**Aim:**
Pull out every line below holding the word "legend".

**Input material:**
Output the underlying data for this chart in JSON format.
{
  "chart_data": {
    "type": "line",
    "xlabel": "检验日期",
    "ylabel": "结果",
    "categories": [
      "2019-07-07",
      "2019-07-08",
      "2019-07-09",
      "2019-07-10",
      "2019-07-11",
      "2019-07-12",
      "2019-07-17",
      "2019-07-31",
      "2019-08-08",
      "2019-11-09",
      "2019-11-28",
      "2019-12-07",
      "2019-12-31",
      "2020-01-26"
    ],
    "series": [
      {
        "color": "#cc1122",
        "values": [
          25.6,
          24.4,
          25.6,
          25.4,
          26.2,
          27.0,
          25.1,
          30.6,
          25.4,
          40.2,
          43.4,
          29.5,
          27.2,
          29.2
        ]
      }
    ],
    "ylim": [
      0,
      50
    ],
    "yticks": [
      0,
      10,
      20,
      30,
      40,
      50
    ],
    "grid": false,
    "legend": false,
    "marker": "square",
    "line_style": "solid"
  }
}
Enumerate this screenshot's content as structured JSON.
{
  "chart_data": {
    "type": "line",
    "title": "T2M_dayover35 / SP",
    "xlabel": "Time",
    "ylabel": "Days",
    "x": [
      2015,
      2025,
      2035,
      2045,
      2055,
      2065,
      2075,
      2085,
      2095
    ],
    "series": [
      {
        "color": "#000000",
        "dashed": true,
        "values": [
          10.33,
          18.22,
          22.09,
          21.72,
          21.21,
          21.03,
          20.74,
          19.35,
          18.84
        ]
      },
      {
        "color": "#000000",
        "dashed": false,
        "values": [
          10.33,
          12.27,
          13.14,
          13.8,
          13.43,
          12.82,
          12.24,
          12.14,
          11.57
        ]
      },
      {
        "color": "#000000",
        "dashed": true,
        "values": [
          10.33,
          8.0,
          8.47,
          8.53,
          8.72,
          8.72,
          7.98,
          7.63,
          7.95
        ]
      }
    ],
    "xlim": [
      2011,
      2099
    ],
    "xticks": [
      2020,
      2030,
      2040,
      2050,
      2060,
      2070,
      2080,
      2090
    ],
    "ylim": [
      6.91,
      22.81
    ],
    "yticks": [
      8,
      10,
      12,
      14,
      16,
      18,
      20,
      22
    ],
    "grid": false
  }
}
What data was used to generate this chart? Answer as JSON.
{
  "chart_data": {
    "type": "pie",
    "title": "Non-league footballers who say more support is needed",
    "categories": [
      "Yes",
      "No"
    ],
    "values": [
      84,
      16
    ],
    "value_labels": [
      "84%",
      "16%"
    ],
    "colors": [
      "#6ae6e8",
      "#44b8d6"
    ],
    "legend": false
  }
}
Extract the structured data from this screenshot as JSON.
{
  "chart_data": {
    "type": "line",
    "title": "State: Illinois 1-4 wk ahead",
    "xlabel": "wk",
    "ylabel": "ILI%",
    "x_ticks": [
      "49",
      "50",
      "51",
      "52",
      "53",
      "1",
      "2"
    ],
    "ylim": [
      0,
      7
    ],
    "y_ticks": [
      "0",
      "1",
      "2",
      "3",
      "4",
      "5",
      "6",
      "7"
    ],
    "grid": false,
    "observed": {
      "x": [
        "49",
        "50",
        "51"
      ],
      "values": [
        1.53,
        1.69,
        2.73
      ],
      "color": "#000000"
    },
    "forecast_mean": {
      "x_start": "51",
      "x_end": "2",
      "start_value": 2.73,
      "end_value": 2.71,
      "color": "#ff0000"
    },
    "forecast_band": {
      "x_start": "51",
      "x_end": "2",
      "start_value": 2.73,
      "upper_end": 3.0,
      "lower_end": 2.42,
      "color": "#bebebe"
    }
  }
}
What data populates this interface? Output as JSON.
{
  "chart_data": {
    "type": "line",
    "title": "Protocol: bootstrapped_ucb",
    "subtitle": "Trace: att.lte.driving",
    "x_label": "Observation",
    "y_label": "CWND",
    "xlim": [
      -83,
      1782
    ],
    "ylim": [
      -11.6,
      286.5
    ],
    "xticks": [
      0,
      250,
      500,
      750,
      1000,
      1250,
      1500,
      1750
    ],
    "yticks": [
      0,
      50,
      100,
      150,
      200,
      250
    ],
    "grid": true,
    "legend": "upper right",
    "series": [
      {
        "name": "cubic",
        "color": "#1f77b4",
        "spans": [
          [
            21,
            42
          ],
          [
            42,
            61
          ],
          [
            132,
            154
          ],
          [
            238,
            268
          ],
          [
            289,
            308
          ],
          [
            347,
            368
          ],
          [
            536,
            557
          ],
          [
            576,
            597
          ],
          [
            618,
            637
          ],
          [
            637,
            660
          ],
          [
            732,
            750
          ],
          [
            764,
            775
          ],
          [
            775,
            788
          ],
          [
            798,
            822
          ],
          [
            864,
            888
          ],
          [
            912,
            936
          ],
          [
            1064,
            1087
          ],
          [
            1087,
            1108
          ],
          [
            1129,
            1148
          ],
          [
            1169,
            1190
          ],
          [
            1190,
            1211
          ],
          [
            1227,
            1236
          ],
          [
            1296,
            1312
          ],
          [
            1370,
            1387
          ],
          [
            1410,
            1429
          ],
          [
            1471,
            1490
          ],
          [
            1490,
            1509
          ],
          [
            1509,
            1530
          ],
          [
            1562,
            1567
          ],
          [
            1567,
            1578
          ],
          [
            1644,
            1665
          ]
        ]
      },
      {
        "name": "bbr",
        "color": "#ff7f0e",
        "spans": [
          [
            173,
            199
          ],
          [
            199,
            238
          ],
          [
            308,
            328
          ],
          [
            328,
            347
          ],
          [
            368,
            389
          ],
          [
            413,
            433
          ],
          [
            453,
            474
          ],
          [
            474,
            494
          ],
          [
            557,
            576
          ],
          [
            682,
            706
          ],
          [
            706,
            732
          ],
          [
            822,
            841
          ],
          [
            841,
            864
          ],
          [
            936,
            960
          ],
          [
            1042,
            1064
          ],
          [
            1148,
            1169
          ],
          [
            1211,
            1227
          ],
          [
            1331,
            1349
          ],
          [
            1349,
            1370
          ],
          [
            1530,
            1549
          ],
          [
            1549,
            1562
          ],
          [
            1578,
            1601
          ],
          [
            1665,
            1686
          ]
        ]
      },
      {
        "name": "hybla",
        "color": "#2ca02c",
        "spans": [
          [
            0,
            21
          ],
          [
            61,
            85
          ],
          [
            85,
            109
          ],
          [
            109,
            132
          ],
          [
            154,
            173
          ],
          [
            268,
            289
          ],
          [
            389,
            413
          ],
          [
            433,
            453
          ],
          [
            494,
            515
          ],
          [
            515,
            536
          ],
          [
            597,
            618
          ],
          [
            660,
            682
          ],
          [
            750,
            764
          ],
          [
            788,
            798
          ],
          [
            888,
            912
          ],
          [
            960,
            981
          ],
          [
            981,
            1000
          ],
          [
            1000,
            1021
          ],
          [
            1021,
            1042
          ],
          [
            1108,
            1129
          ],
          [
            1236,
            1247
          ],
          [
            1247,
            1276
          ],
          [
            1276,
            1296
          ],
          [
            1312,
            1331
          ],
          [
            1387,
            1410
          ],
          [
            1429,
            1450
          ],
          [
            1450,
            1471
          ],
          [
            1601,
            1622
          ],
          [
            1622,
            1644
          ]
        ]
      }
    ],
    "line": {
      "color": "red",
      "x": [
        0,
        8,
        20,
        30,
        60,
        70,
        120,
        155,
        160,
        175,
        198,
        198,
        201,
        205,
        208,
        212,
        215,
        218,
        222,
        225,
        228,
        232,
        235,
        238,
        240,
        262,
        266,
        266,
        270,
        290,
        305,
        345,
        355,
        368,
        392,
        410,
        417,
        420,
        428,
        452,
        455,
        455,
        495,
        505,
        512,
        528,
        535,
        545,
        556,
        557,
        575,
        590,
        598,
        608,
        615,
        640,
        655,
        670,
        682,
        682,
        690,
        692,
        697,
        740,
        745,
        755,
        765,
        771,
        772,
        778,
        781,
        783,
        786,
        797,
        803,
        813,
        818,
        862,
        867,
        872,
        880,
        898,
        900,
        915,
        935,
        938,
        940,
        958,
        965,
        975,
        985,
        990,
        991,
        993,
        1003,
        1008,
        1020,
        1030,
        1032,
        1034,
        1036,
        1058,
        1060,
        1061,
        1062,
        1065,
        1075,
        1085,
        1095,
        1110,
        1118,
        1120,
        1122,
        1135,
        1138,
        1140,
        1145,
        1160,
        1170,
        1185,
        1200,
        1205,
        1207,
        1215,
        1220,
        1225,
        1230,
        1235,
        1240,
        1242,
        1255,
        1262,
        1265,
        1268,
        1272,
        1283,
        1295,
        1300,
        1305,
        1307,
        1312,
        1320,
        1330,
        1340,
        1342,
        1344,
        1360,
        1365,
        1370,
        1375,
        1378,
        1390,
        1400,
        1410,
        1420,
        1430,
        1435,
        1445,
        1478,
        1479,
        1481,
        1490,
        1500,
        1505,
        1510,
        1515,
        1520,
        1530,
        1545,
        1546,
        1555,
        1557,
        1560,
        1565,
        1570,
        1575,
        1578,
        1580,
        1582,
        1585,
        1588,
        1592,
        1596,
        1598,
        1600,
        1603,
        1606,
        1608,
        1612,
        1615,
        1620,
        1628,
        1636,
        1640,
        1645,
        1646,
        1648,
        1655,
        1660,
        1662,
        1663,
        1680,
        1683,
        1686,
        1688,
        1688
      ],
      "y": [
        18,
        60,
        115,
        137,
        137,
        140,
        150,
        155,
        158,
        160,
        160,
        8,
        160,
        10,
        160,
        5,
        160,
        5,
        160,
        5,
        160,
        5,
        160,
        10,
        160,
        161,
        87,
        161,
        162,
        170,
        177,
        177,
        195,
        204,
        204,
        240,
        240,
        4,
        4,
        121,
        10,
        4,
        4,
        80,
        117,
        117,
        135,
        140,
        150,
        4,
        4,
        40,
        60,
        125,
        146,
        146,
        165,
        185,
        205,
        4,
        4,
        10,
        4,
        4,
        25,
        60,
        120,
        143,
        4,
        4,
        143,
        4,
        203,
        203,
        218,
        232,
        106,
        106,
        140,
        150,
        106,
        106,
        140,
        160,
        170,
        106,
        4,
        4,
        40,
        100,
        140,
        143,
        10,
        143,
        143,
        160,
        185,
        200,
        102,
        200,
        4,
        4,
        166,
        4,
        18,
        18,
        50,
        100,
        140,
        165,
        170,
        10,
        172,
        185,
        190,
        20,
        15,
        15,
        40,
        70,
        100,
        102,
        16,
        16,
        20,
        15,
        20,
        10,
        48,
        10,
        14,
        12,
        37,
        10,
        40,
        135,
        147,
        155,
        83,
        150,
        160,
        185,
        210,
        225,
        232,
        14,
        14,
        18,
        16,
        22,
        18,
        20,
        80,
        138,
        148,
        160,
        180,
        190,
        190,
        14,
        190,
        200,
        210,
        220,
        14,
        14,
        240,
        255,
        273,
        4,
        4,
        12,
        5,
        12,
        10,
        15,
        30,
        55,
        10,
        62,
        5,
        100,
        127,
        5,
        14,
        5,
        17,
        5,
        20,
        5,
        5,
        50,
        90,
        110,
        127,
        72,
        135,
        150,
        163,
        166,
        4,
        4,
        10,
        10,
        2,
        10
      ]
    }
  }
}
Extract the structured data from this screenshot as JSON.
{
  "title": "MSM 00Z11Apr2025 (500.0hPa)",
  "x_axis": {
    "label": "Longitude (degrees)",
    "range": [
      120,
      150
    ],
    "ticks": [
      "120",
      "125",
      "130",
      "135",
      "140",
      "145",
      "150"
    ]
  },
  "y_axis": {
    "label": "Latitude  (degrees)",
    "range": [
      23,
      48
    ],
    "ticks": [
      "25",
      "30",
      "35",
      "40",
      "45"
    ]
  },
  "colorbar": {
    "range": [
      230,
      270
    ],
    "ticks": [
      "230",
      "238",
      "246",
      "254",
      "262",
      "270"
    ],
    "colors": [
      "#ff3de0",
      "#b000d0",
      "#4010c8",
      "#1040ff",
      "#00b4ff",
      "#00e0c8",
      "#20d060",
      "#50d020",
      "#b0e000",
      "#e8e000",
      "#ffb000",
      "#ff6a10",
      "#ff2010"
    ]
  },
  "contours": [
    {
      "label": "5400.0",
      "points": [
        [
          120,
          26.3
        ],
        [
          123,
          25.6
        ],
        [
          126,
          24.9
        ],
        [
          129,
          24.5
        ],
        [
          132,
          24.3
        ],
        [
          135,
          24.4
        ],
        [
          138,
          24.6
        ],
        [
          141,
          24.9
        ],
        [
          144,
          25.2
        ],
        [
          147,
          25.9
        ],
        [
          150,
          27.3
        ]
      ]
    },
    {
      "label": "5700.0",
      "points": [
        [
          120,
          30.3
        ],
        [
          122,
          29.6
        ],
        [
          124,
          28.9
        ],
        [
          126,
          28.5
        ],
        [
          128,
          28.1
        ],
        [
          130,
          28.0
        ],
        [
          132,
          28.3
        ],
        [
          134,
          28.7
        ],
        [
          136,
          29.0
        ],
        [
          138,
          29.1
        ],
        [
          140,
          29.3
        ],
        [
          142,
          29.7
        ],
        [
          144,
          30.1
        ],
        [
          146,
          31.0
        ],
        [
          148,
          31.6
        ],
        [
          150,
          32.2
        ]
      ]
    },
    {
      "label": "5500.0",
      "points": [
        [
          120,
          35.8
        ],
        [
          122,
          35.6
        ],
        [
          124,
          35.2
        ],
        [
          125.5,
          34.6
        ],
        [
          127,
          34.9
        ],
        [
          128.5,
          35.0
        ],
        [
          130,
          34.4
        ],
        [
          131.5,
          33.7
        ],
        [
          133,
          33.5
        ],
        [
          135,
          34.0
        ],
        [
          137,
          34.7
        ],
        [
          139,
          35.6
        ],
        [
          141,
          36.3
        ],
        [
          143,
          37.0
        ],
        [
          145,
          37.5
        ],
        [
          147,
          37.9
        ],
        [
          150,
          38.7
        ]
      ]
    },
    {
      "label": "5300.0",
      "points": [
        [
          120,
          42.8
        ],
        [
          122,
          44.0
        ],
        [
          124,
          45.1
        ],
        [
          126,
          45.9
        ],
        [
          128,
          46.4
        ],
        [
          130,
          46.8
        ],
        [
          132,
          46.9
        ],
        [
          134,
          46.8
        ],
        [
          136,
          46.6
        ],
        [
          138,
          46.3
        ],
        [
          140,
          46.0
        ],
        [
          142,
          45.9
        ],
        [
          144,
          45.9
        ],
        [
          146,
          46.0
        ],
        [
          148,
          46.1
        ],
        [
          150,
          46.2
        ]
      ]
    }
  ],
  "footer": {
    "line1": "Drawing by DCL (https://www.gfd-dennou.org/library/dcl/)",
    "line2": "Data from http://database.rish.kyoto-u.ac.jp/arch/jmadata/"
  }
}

**The solution:**
    "legend": false,
    "legend": false
    "legend": "upper right",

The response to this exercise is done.